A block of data
___

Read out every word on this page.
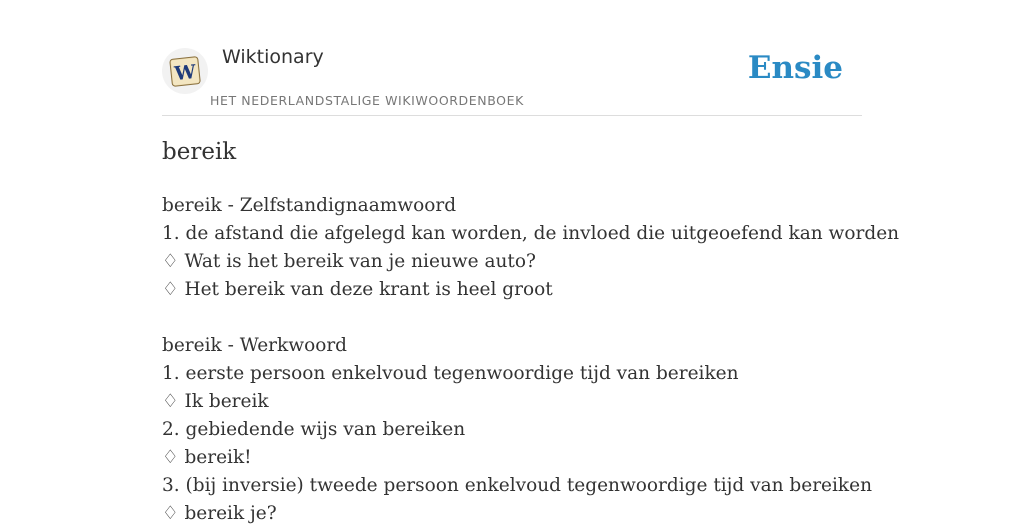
W
Wiktionary
HET NEDERLANDSTALIGE WIKIWOORDENBOEK
Ensie
bereik
bereik - Zelfstandignaamwoord
1. de afstand die afgelegd kan worden, de invloed die uitgeoefend kan worden
♢ Wat is het bereik van je nieuwe auto?
♢ Het bereik van deze krant is heel groot
bereik - Werkwoord
1. eerste persoon enkelvoud tegenwoordige tijd van bereiken
♢ Ik bereik
2. gebiedende wijs van bereiken
♢ bereik!
3. (bij inversie) tweede persoon enkelvoud tegenwoordige tijd van bereiken
♢ bereik je?
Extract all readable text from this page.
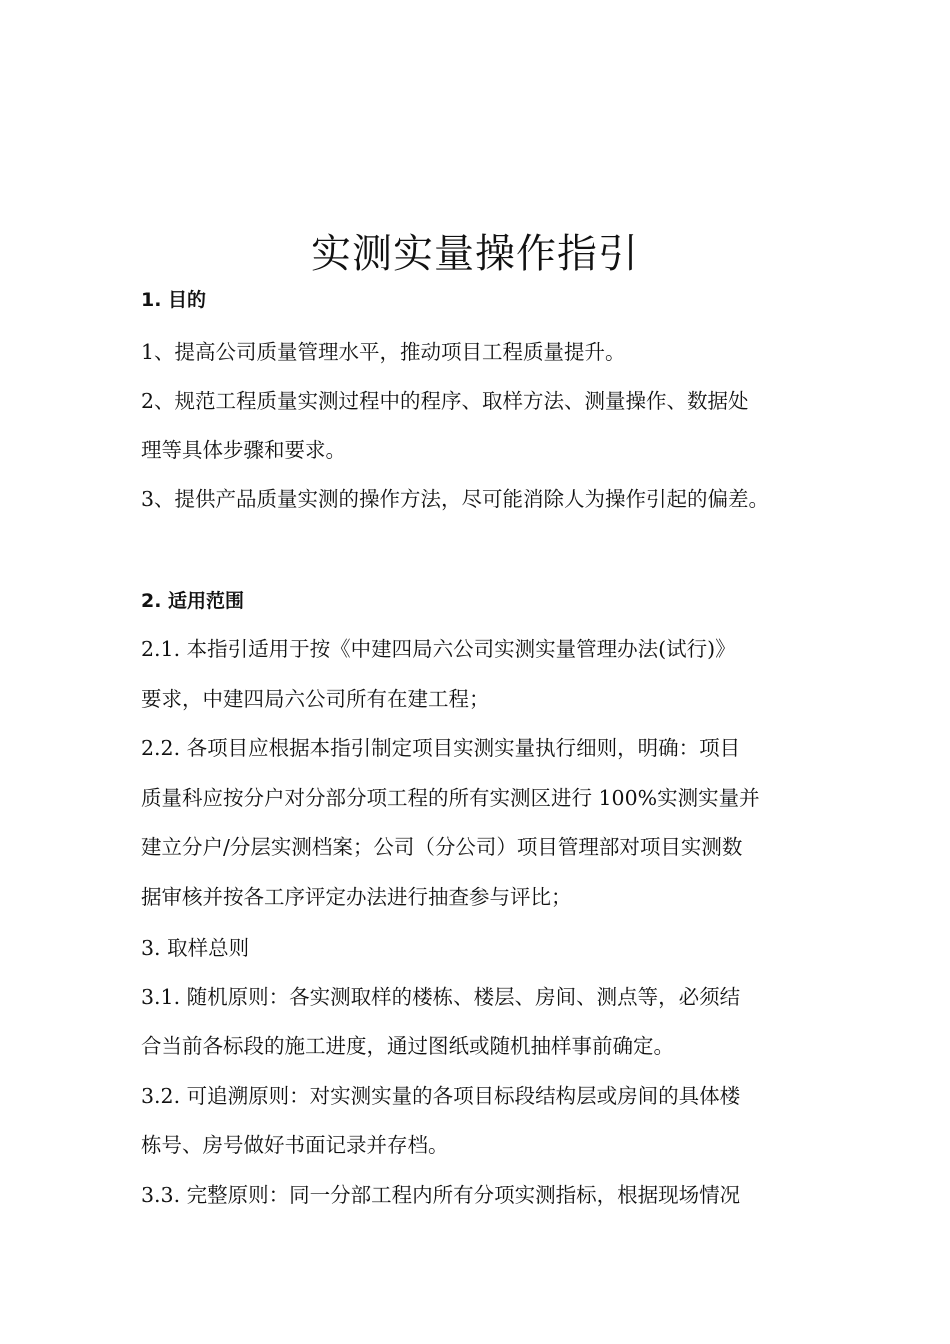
实测实量操作指引

1. 目的

1、提高公司质量管理水平，推动项目工程质量提升。

2、规范工程质量实测过程中的程序、取样方法、测量操作、数据处

理等具体步骤和要求。

3、提供产品质量实测的操作方法，尽可能消除人为操作引起的偏差。

2. 适用范围

2.1. 本指引适用于按《中建四局六公司实测实量管理办法(试行)》

要求，中建四局六公司所有在建工程；

2.2. 各项目应根据本指引制定项目实测实量执行细则，明确：项目

质量科应按分户对分部分项工程的所有实测区进行 100%实测实量并

建立分户/分层实测档案；公司（分公司）项目管理部对项目实测数

据审核并按各工序评定办法进行抽查参与评比；

3. 取样总则

3.1. 随机原则：各实测取样的楼栋、楼层、房间、测点等，必须结

合当前各标段的施工进度，通过图纸或随机抽样事前确定。

3.2. 可追溯原则：对实测实量的各项目标段结构层或房间的具体楼

栋号、房号做好书面记录并存档。

3.3. 完整原则：同一分部工程内所有分项实测指标，根据现场情况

___

What is needed: Repeat verbatim all the material, but not the pictures.

Task answer:
Read out every word on this page.
W
Wiktionary
HET NEDERLANDSTALIGE WIKIWOORDENBOEK
Ensie
bereik
bereik - Zelfstandignaamwoord
1. de afstand die afgelegd kan worden, de invloed die uitgeoefend kan worden
♢ Wat is het bereik van je nieuwe auto?
♢ Het bereik van deze krant is heel groot
bereik - Werkwoord
1. eerste persoon enkelvoud tegenwoordige tijd van bereiken
♢ Ik bereik
2. gebiedende wijs van bereiken
♢ bereik!
3. (bij inversie) tweede persoon enkelvoud tegenwoordige tijd van bereiken
♢ bereik je?
Extract all readable text from this page.
实测实量操作指引

1. 目的

1、提高公司质量管理水平，推动项目工程质量提升。

2、规范工程质量实测过程中的程序、取样方法、测量操作、数据处

理等具体步骤和要求。

3、提供产品质量实测的操作方法，尽可能消除人为操作引起的偏差。

2. 适用范围

2.1. 本指引适用于按《中建四局六公司实测实量管理办法(试行)》

要求，中建四局六公司所有在建工程；

2.2. 各项目应根据本指引制定项目实测实量执行细则，明确：项目

质量科应按分户对分部分项工程的所有实测区进行 100%实测实量并

建立分户/分层实测档案；公司（分公司）项目管理部对项目实测数

据审核并按各工序评定办法进行抽查参与评比；

3. 取样总则

3.1. 随机原则：各实测取样的楼栋、楼层、房间、测点等，必须结

合当前各标段的施工进度，通过图纸或随机抽样事前确定。

3.2. 可追溯原则：对实测实量的各项目标段结构层或房间的具体楼

栋号、房号做好书面记录并存档。

3.3. 完整原则：同一分部工程内所有分项实测指标，根据现场情况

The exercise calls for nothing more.